◆ Records from a data source:
· · · · ·

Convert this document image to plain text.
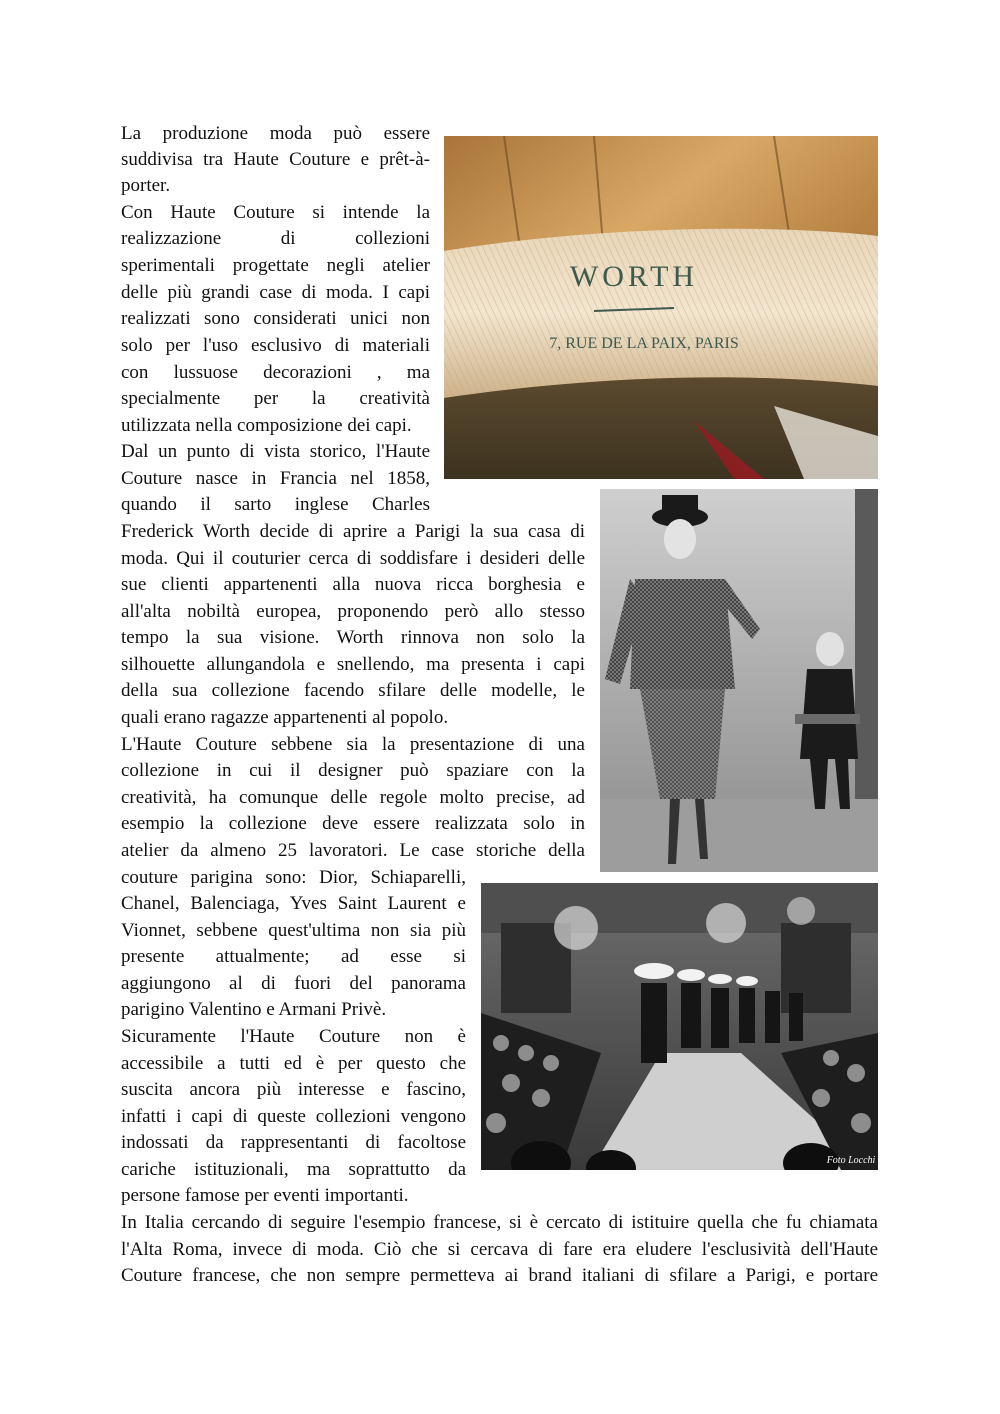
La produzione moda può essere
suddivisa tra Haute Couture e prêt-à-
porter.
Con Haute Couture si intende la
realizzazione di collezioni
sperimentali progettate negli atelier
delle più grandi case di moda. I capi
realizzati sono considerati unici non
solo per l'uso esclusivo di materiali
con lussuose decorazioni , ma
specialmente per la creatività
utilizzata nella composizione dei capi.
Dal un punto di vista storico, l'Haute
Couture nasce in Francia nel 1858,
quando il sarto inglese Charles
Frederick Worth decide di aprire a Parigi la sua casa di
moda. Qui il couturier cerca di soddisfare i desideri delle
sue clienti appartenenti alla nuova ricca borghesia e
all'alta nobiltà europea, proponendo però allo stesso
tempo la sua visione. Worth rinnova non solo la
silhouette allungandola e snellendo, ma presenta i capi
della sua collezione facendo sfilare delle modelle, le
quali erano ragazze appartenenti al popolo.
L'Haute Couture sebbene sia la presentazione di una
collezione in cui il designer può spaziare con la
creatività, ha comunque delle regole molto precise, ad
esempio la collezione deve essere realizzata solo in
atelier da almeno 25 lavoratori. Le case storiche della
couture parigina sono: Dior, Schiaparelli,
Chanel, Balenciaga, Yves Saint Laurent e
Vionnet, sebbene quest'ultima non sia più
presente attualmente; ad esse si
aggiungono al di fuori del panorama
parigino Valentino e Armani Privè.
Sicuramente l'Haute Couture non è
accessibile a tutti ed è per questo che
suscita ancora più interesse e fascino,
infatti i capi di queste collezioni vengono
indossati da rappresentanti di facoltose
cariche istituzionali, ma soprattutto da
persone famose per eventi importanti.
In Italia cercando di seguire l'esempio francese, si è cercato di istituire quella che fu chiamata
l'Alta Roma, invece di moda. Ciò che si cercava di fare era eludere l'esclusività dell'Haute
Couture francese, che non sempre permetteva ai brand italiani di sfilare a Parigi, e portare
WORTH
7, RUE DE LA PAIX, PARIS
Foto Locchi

· · · · ·

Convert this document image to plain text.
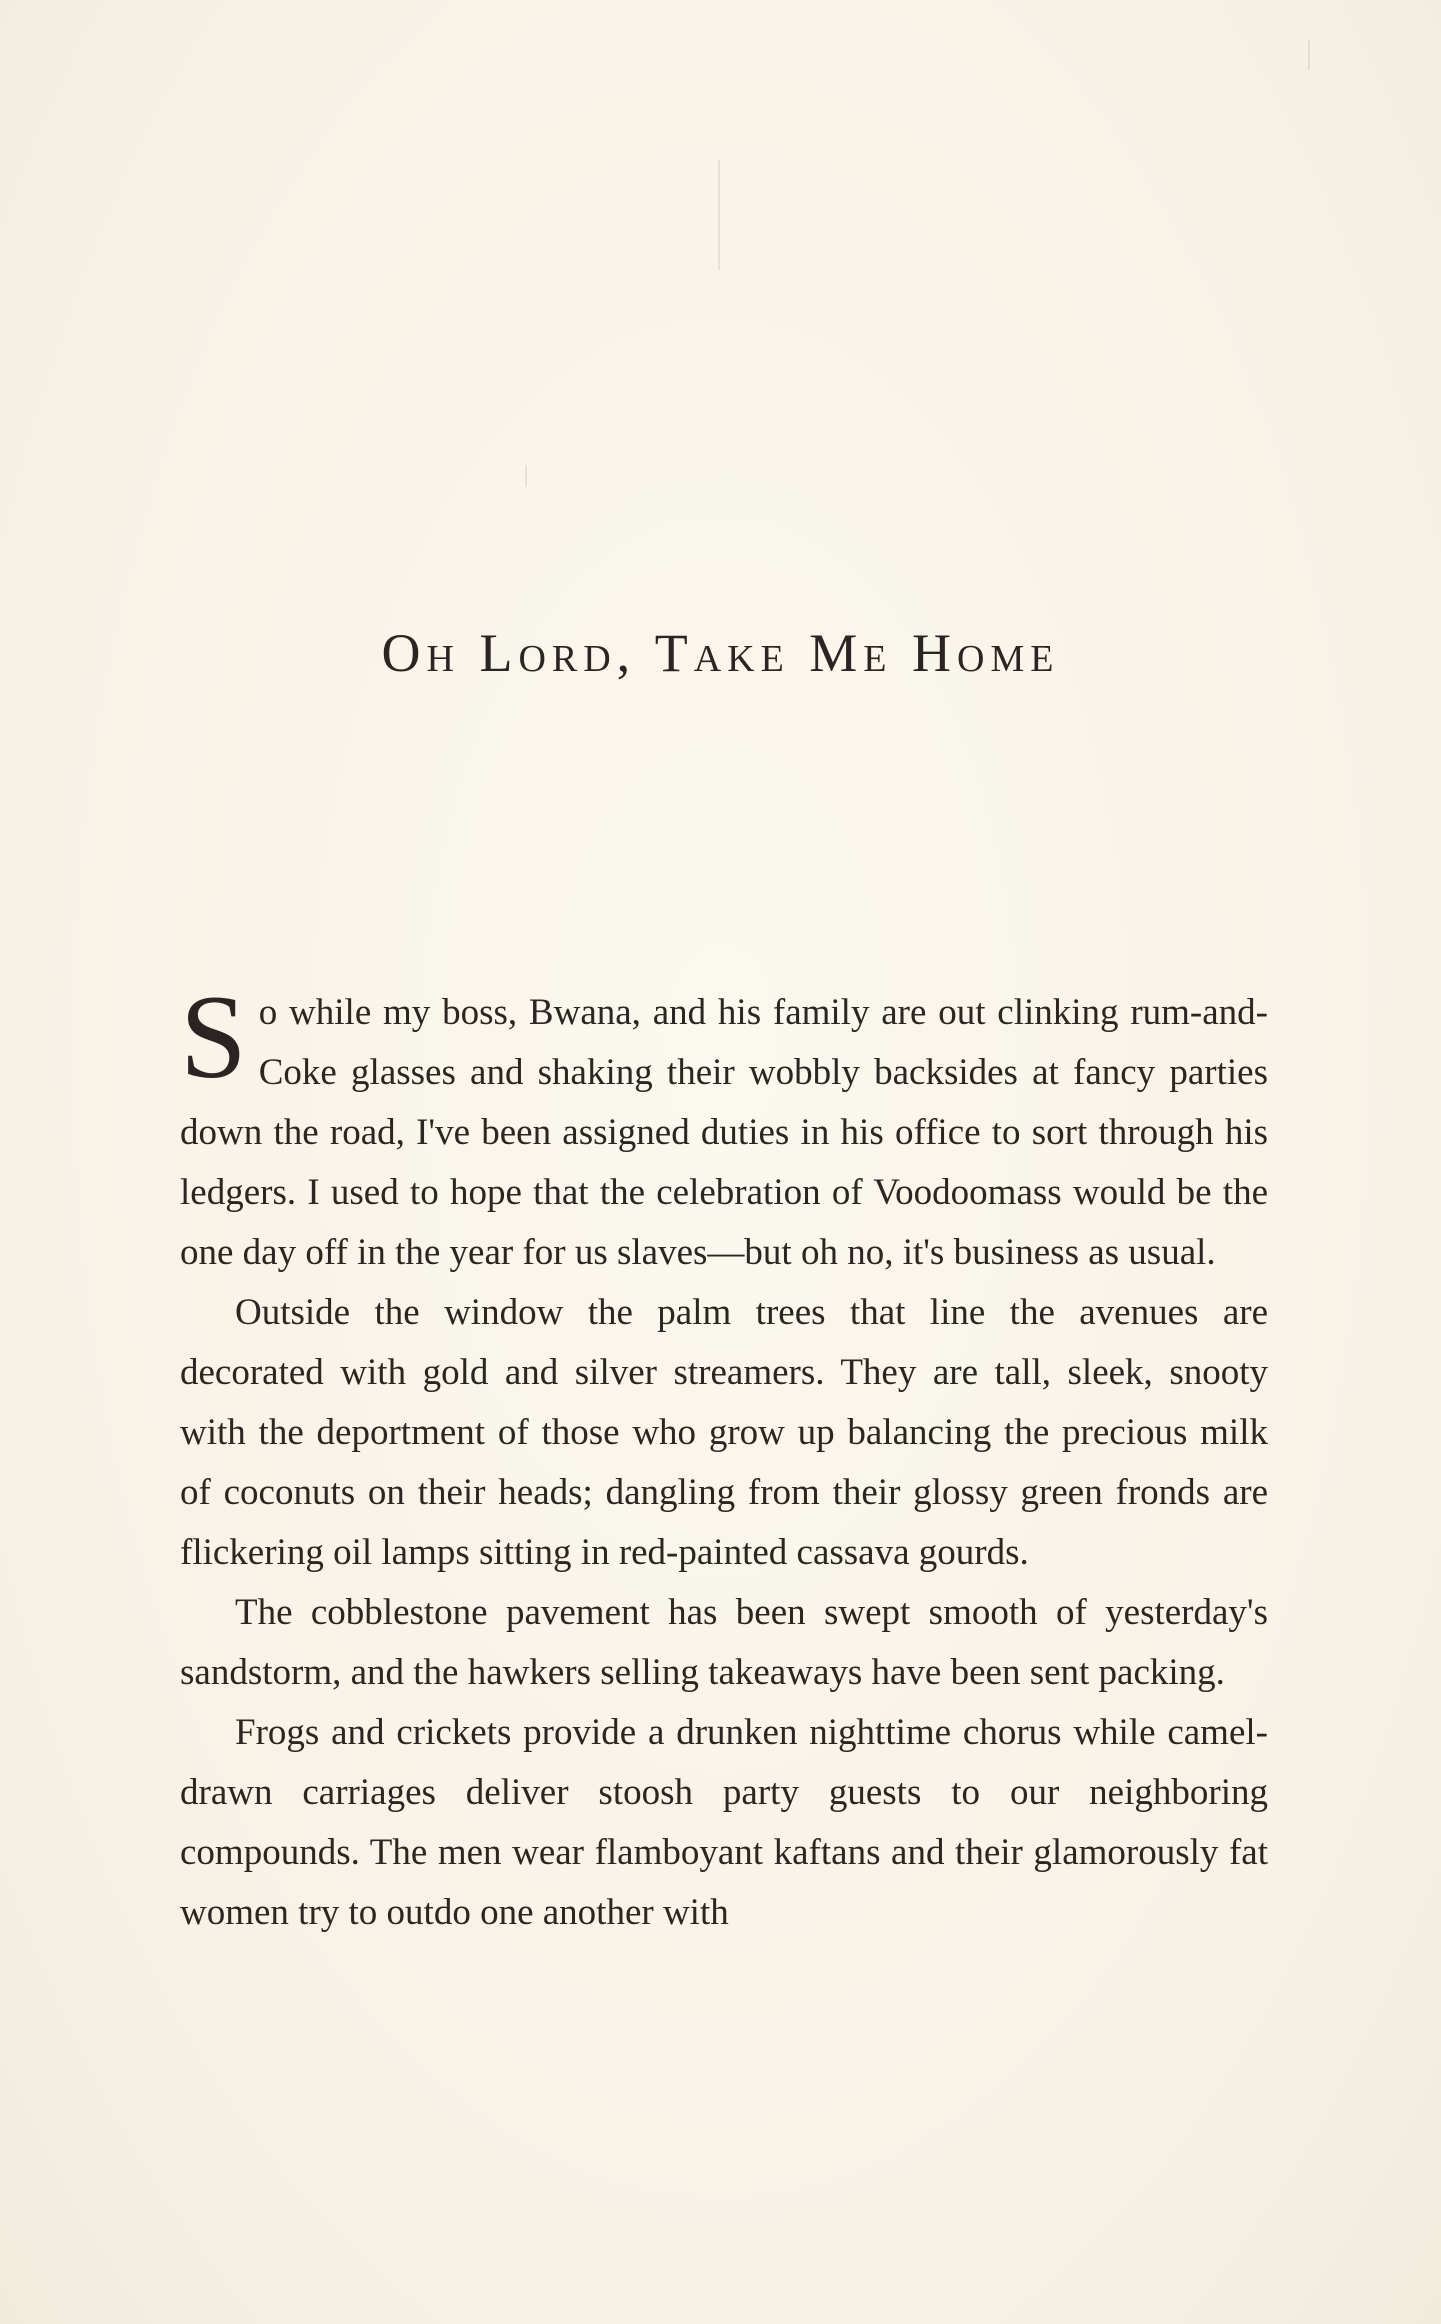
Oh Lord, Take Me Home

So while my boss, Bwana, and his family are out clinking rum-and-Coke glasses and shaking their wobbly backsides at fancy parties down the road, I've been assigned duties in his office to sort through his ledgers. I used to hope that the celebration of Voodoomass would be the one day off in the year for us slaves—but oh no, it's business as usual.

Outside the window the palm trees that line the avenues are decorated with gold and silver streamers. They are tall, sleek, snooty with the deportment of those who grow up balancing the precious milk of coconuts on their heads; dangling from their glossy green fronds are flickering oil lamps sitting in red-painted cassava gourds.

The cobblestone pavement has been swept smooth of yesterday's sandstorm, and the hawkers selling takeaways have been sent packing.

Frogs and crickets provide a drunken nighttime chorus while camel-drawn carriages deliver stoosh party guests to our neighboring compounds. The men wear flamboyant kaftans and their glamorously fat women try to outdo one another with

· · · · ·

◆ TASK DIRECTIONS:
Look through the entries above; copy every line holding the string "sono".

◆ FINISHED ANSWER:
realizzati sono considerati unici non
couture parigina sono: Dior, Schiaparelli,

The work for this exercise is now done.